REQUIREMENT:
Using the records below, count the lines with "screenshot" in them. Give the number only.

GIVEN DATA:

▬▬▬▬▬▬▬▬▬▬

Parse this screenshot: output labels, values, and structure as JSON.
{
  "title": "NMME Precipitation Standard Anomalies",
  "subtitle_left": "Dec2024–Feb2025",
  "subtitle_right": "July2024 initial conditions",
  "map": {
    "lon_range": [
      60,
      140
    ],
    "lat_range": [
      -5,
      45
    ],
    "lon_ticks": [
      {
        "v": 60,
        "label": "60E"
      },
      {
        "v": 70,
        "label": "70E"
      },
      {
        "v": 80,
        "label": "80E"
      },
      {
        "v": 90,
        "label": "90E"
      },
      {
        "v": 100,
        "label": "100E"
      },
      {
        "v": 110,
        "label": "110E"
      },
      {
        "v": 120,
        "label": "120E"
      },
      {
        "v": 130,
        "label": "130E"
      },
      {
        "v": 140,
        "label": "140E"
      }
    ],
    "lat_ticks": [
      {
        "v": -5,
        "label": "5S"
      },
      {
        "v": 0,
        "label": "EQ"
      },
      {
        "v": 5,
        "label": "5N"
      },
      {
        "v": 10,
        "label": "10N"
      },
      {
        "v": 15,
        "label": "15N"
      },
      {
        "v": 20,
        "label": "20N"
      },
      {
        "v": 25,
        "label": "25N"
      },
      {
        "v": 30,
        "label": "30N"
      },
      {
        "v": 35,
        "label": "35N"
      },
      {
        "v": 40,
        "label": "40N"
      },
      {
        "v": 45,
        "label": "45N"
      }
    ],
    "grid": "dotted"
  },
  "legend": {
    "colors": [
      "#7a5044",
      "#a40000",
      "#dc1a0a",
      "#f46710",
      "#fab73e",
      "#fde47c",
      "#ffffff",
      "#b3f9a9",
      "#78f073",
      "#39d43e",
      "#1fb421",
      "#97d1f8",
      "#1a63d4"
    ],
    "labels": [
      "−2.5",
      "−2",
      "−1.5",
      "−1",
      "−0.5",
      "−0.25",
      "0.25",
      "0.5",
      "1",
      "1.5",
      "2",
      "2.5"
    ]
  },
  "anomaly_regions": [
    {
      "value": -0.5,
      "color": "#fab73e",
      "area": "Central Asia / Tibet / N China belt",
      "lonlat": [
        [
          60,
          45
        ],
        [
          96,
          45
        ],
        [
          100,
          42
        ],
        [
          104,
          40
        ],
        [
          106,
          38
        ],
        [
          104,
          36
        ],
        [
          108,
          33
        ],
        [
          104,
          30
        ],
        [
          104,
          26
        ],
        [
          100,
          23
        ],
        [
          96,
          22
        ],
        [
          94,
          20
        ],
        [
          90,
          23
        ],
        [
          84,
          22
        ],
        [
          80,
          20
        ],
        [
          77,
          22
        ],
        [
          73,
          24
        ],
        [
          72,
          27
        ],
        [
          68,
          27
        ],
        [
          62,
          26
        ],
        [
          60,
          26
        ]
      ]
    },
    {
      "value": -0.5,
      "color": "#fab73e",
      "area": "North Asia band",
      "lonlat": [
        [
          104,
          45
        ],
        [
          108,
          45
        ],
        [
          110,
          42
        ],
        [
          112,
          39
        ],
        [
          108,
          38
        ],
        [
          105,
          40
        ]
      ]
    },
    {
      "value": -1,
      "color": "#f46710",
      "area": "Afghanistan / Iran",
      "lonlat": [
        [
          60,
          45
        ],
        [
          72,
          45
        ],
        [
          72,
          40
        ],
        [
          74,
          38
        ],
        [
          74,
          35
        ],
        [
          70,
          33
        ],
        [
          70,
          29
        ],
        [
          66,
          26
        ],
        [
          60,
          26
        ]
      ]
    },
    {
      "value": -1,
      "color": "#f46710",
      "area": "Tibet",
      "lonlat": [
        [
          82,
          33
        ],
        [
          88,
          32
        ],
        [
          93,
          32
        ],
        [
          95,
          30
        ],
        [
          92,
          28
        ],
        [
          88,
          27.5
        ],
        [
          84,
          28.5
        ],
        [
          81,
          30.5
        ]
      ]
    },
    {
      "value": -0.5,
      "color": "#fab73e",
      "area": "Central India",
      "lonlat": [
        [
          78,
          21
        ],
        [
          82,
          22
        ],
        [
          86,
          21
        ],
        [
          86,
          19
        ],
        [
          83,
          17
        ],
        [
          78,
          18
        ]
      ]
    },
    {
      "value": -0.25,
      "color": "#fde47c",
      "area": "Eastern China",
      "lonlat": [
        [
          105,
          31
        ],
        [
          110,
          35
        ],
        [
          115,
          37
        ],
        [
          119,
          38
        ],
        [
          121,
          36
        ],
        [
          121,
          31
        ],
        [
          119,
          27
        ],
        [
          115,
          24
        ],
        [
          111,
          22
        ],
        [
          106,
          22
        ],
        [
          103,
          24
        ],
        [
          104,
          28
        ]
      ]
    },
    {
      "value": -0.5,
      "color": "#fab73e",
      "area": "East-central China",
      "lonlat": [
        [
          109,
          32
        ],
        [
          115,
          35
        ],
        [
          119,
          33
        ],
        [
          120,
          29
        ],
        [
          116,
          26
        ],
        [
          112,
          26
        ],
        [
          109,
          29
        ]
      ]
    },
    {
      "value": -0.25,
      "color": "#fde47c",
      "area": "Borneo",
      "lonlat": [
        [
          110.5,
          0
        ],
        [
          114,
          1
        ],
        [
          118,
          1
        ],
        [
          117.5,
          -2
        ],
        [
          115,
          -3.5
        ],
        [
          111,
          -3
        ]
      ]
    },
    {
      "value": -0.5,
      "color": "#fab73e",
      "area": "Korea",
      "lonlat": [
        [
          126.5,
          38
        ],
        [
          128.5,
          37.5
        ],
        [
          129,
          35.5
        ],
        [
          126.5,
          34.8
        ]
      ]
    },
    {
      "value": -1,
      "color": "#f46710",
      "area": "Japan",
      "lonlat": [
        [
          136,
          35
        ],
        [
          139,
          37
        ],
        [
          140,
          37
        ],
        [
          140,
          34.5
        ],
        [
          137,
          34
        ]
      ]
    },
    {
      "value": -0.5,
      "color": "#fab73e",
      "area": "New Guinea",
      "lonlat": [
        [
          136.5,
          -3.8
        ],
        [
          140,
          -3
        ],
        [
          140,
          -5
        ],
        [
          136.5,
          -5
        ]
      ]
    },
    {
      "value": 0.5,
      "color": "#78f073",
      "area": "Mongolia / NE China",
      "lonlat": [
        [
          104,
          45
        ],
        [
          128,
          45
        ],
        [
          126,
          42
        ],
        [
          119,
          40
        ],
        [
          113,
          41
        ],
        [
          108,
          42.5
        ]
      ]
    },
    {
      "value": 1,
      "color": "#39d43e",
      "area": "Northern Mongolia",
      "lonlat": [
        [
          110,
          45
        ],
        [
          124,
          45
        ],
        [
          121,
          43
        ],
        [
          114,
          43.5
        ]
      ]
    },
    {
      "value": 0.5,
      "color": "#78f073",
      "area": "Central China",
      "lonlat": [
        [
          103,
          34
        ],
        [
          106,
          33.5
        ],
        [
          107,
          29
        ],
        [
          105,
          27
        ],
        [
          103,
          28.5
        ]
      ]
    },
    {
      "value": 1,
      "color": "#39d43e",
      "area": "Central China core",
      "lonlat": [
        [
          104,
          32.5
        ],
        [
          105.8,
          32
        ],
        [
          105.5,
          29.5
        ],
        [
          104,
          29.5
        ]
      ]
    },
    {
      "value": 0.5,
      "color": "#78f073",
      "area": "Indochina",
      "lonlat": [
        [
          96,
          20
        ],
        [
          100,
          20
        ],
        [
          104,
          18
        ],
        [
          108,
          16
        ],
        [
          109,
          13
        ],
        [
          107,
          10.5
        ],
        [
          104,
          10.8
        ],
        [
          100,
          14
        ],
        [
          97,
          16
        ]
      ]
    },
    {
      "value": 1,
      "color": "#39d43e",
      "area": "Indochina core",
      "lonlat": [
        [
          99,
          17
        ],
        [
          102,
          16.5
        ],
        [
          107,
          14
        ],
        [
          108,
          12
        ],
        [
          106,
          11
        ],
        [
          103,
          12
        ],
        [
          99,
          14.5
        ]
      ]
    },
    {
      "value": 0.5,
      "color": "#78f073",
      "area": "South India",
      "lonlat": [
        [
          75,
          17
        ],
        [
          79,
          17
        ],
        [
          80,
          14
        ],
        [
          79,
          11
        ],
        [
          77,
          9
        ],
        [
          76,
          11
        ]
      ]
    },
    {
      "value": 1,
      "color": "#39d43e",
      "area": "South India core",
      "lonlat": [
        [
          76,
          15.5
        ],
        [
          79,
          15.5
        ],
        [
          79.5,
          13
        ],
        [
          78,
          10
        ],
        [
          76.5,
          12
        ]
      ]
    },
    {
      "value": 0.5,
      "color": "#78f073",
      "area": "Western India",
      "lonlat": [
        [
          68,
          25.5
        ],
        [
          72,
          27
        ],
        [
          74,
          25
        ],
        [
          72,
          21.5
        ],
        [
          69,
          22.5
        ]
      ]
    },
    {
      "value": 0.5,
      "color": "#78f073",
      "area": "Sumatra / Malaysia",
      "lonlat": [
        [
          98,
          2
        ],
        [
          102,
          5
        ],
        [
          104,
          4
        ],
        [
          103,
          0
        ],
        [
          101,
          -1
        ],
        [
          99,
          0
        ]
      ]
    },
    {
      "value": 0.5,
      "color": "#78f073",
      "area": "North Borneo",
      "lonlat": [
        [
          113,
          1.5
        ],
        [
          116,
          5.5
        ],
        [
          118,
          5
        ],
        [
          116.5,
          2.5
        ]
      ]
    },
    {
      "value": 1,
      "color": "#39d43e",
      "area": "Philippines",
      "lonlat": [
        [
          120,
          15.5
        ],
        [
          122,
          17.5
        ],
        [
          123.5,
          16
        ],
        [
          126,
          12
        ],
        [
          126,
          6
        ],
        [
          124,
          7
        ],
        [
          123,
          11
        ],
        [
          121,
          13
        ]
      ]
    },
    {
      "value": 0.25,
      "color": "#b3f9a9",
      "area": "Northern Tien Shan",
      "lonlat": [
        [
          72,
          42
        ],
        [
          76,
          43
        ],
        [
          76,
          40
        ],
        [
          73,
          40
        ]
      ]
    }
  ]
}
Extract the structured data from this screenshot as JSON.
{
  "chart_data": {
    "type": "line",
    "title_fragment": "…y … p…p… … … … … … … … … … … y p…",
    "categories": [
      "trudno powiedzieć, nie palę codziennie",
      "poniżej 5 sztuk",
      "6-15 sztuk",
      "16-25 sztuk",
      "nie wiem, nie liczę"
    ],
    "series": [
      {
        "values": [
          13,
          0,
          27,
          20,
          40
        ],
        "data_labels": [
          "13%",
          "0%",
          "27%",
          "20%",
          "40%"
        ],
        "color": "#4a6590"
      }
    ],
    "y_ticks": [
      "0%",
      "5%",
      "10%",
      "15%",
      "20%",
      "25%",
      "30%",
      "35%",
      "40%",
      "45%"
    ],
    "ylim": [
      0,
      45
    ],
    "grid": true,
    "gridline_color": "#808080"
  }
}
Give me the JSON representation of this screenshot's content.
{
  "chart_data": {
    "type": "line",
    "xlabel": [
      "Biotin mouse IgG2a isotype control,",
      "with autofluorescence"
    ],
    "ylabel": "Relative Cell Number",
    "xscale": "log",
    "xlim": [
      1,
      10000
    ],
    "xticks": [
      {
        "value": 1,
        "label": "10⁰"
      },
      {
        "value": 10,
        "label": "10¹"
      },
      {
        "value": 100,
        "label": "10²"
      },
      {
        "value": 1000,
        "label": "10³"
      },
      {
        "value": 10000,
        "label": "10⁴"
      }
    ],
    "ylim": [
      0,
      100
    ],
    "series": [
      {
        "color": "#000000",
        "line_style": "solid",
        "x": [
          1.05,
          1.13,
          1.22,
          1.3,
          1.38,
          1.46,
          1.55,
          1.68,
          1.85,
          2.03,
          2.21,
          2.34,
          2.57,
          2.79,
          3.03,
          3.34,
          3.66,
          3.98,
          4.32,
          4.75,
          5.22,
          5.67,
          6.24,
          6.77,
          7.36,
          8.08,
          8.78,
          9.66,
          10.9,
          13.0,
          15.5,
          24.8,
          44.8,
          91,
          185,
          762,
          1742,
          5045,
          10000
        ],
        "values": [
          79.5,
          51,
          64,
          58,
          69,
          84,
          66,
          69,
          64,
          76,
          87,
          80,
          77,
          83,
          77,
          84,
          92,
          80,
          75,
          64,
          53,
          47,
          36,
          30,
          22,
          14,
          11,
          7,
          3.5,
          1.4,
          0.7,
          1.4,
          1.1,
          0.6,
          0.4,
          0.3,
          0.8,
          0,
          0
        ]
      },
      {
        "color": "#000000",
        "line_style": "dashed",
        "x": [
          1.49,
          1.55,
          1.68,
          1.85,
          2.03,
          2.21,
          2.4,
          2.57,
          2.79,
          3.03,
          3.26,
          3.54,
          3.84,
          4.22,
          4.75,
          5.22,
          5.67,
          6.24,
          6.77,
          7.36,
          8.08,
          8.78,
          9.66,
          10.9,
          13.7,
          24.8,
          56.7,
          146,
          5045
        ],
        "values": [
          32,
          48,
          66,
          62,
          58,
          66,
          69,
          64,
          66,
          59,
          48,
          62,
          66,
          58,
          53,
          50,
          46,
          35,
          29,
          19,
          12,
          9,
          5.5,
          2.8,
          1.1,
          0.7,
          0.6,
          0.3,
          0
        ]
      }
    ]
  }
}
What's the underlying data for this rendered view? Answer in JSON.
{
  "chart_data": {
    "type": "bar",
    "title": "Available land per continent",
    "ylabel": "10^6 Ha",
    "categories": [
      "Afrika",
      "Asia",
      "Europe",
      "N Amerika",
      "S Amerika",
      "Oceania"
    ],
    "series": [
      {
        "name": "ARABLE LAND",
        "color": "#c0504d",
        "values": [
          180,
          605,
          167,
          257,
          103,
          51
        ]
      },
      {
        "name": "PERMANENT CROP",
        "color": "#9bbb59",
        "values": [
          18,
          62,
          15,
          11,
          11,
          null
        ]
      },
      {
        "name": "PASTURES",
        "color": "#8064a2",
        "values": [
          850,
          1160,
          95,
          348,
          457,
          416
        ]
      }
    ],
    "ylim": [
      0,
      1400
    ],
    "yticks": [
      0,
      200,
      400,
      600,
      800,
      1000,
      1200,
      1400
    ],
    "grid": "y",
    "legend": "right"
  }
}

▬▬▬▬▬▬▬▬▬▬

OUTPUT BELOW:
3